# Material provided:

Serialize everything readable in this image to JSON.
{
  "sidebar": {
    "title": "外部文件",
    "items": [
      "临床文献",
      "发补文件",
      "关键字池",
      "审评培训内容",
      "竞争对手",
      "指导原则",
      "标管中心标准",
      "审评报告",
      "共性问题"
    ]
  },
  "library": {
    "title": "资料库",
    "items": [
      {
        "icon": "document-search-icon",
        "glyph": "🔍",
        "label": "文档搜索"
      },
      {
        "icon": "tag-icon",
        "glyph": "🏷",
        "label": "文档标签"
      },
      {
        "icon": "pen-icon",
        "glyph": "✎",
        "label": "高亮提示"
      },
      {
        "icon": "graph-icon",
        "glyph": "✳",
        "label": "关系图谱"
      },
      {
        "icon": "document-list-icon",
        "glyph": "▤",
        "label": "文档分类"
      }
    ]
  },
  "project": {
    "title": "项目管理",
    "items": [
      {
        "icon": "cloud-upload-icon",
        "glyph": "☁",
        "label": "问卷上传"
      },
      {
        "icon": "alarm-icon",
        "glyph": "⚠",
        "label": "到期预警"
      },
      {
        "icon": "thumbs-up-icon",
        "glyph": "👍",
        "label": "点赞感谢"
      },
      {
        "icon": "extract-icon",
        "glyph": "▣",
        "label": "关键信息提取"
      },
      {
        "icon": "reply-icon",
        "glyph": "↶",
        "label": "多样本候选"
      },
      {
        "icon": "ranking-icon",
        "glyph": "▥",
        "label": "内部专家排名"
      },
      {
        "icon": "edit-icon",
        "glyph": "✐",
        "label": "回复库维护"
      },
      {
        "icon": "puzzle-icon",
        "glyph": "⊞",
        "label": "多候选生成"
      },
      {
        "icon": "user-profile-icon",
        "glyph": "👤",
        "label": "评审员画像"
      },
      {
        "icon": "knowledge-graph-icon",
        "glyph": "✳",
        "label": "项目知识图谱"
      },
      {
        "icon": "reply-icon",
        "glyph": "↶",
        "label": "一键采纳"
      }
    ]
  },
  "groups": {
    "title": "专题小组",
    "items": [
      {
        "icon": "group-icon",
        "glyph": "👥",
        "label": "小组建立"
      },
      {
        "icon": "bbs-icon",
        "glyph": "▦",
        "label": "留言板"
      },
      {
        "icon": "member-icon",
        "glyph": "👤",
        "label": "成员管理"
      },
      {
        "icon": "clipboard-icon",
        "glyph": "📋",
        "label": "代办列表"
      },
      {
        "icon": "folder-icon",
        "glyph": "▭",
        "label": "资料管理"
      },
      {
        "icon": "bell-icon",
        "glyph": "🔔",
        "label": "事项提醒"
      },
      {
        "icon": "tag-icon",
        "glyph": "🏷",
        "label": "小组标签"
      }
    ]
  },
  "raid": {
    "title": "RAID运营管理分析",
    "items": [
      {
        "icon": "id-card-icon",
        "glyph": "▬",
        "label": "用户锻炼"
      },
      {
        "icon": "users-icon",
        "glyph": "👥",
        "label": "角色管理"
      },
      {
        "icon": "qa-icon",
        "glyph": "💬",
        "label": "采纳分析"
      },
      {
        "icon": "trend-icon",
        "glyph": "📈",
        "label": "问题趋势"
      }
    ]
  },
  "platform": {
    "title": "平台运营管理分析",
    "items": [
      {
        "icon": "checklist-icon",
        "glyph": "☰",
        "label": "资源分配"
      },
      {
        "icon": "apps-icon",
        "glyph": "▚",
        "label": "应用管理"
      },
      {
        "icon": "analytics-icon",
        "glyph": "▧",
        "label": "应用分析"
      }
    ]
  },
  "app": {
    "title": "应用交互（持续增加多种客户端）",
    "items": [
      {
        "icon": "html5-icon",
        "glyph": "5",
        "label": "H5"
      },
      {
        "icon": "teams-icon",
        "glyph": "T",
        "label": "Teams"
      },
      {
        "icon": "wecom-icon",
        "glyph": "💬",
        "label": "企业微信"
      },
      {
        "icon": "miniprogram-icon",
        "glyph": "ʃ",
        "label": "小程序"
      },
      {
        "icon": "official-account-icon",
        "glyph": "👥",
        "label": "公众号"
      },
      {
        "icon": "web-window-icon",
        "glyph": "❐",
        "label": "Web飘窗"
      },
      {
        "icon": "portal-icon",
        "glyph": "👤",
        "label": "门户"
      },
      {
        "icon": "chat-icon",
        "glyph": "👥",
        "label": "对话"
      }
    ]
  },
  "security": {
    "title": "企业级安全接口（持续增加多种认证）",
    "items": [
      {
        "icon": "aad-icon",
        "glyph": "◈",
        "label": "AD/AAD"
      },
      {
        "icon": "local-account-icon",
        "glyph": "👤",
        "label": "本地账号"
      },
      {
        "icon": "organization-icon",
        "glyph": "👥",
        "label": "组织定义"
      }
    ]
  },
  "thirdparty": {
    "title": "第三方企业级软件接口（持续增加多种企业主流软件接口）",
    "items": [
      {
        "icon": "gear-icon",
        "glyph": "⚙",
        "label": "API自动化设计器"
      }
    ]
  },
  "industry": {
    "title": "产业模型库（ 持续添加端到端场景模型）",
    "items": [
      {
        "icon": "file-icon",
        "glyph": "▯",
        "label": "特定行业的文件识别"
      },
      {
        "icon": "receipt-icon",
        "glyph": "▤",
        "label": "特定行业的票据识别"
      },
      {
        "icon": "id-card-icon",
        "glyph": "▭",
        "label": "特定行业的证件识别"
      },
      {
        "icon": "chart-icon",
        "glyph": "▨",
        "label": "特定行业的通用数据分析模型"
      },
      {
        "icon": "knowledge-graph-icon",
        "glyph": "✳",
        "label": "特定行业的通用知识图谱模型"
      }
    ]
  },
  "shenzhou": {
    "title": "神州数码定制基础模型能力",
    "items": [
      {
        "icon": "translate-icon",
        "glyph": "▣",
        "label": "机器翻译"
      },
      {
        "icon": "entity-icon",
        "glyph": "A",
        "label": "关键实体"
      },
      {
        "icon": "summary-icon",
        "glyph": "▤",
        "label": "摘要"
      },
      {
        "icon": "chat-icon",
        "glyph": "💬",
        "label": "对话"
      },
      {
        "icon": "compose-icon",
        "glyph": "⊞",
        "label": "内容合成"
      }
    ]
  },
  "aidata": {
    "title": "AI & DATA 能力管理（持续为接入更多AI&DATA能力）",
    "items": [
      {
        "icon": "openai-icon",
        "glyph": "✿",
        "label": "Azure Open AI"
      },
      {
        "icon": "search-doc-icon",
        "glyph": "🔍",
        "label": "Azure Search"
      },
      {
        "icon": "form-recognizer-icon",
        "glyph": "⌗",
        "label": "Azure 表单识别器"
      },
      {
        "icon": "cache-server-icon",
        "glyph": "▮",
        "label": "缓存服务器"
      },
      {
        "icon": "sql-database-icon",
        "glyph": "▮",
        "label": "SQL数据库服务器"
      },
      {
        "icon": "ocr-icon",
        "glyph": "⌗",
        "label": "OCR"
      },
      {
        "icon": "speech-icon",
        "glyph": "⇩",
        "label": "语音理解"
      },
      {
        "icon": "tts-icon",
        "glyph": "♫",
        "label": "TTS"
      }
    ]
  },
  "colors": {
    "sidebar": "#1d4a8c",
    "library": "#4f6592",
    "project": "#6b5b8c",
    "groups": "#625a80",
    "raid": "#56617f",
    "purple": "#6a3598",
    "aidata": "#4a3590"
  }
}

--

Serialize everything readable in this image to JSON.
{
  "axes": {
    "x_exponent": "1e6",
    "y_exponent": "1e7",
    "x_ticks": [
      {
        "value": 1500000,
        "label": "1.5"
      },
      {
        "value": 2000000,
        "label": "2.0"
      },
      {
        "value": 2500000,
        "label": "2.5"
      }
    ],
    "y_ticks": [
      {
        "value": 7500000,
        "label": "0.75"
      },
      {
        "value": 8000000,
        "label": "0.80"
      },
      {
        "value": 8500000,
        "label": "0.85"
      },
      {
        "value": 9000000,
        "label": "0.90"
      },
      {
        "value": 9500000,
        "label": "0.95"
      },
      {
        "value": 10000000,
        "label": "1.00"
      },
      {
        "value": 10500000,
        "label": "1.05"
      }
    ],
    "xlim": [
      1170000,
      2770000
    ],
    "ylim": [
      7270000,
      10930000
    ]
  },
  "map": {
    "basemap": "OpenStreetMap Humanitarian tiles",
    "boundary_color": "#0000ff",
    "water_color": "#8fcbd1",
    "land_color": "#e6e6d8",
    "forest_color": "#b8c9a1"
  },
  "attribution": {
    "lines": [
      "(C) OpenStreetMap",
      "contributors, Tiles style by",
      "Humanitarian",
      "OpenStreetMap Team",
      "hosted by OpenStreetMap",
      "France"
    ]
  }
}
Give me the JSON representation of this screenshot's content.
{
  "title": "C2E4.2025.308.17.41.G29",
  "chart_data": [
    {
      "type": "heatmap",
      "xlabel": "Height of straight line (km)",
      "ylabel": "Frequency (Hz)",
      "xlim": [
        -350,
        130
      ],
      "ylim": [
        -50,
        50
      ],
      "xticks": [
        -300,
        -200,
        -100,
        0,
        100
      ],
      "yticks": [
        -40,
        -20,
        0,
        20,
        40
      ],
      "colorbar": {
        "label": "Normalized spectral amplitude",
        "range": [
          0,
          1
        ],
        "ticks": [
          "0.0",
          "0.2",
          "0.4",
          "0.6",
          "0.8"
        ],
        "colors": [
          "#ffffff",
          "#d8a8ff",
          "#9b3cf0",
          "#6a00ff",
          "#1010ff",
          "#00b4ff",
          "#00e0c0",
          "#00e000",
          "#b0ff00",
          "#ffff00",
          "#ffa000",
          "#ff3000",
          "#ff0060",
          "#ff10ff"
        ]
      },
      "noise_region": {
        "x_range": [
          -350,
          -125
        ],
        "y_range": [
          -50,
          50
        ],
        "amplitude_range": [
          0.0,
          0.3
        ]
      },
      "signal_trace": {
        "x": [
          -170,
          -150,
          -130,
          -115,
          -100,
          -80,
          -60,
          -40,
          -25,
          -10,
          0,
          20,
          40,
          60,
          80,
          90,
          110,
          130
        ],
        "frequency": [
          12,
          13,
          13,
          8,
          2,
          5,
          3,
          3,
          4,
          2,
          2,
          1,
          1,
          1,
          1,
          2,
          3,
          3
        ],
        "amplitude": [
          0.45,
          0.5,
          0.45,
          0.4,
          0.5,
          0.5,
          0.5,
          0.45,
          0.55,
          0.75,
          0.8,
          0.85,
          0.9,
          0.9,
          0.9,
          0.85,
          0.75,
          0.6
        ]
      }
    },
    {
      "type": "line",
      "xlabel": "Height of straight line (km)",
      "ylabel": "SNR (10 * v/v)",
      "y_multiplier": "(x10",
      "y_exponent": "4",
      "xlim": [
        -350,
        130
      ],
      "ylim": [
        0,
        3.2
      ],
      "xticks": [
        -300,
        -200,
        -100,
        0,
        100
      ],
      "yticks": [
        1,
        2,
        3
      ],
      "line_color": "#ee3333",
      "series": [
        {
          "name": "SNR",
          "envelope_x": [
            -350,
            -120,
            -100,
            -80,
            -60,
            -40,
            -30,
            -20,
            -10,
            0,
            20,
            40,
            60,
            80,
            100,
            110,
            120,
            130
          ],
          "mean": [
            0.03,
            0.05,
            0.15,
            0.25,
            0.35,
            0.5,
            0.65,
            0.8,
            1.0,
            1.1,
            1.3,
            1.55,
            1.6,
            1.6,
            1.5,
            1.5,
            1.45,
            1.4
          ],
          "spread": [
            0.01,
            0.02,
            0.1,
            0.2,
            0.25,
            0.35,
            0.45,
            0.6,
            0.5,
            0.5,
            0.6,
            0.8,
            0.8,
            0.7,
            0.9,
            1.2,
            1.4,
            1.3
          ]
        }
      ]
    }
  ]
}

# What you will do:
Pick out every line holding the string "value" and return it.

# Response to the exercise:
        "value": 1500000,
        "value": 2000000,
        "value": 2500000,
        "value": 7500000,
        "value": 8000000,
        "value": 8500000,
        "value": 9000000,
        "value": 9500000,
        "value": 10000000,
        "value": 10500000,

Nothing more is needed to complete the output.